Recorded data
——————

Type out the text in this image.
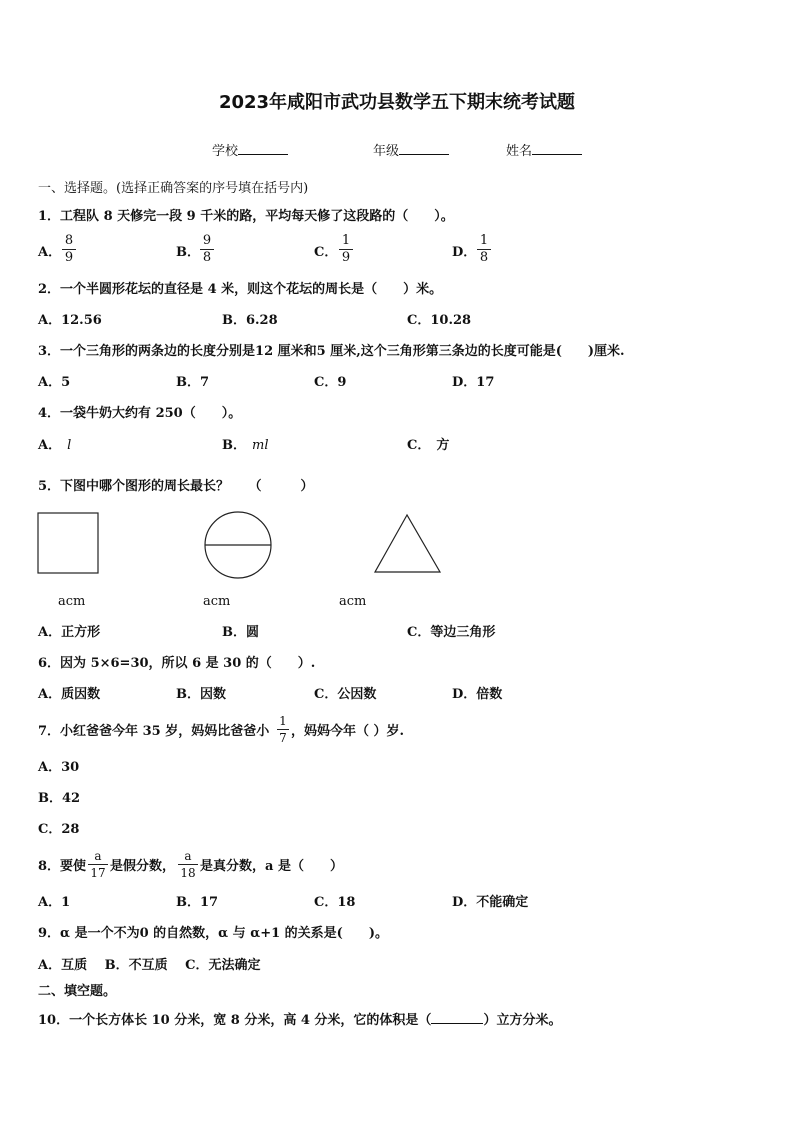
2023年咸阳市武功县数学五下期末统考试题
学校	年级	姓名
一、选择题。(选择正确答案的序号填在括号内)
1．工程队 8 天修完一段 9 千米的路，平均每天修了这段路的（　　）。
A．
8
9	B．
9
8	C．
1
9	D．
1
8
2．一个半圆形花坛的直径是 4 米，则这个花坛的周长是（　　）米。
A．12.56	B．6.28	C．10.28
3．一个三角形的两条边的长度分别是12 厘米和5 厘米,这个三角形第三条边的长度可能是(　　)厘米.
A．5	B．7	C．9	D．17
4．一袋牛奶大约有 250（　　）。
A． l	B． ml	C． 方
5．下图中哪个图形的周长最长？　　（　　　）
acm	acm	acm
A．正方形	B．圆	C．等边三角形
6．因为 5×6=30，所以 6 是 30 的（　　）.
A．质因数	B．因数	C．公因数	D．倍数
7．小红爸爸今年 35 岁，妈妈比爸爸小
1
7 ，妈妈今年（ ）岁.
A．30
B．42
C．28
8．要使
a
17 是假分数，
a
18 是真分数，a 是（　　）
A．1	B．17	C．18	D．不能确定
9．α 是一个不为0 的自然数，α 与 α+1 的关系是(　　)。
A．互质　 B．不互质　 C．无法确定
二、填空题。
10．一个长方体长 10 分米，宽 8 分米，高 4 分米，它的体积是（	）立方分米。
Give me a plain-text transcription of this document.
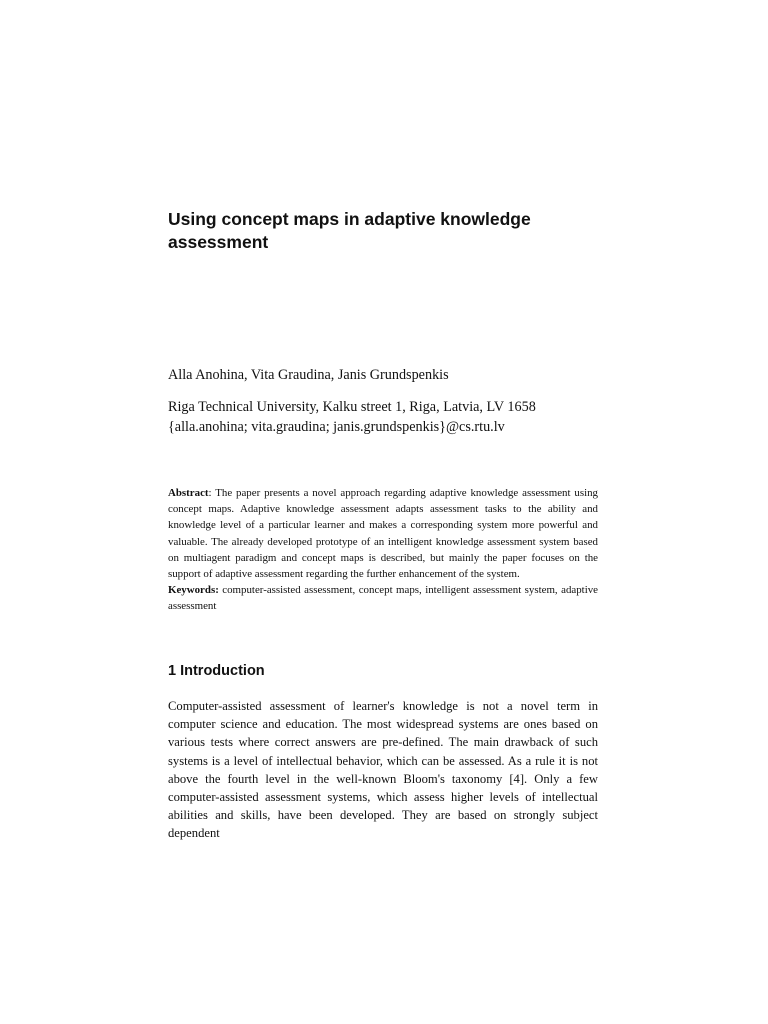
Using concept maps in adaptive knowledge assessment

Alla Anohina, Vita Graudina, Janis Grundspenkis

Riga Technical University, Kalku street 1, Riga, Latvia, LV 1658
{alla.anohina; vita.graudina; janis.grundspenkis}@cs.rtu.lv

Abstract: The paper presents a novel approach regarding adaptive knowledge assessment using concept maps. Adaptive knowledge assessment adapts assessment tasks to the ability and knowledge level of a particular learner and makes a corresponding system more powerful and valuable. The already developed prototype of an intelligent knowledge assessment system based on multiagent paradigm and concept maps is described, but mainly the paper focuses on the support of adaptive assessment regarding the further enhancement of the system.

Keywords: computer-assisted assessment, concept maps, intelligent assessment system, adaptive assessment

1 Introduction

Computer-assisted assessment of learner's knowledge is not a novel term in computer science and education. The most widespread systems are ones based on various tests where correct answers are pre-defined. The main drawback of such systems is a level of intellectual behavior, which can be assessed. As a rule it is not above the fourth level in the well-known Bloom's taxonomy [4]. Only a few computer-assisted assessment systems, which assess higher levels of intellectual abilities and skills, have been developed. They are based on strongly subject dependent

——————

*Stated task*
Scan the material above. Return every line containing the string "text".

*Result below*
Type out the text in this image.
Give me a plain-text transcription of this document.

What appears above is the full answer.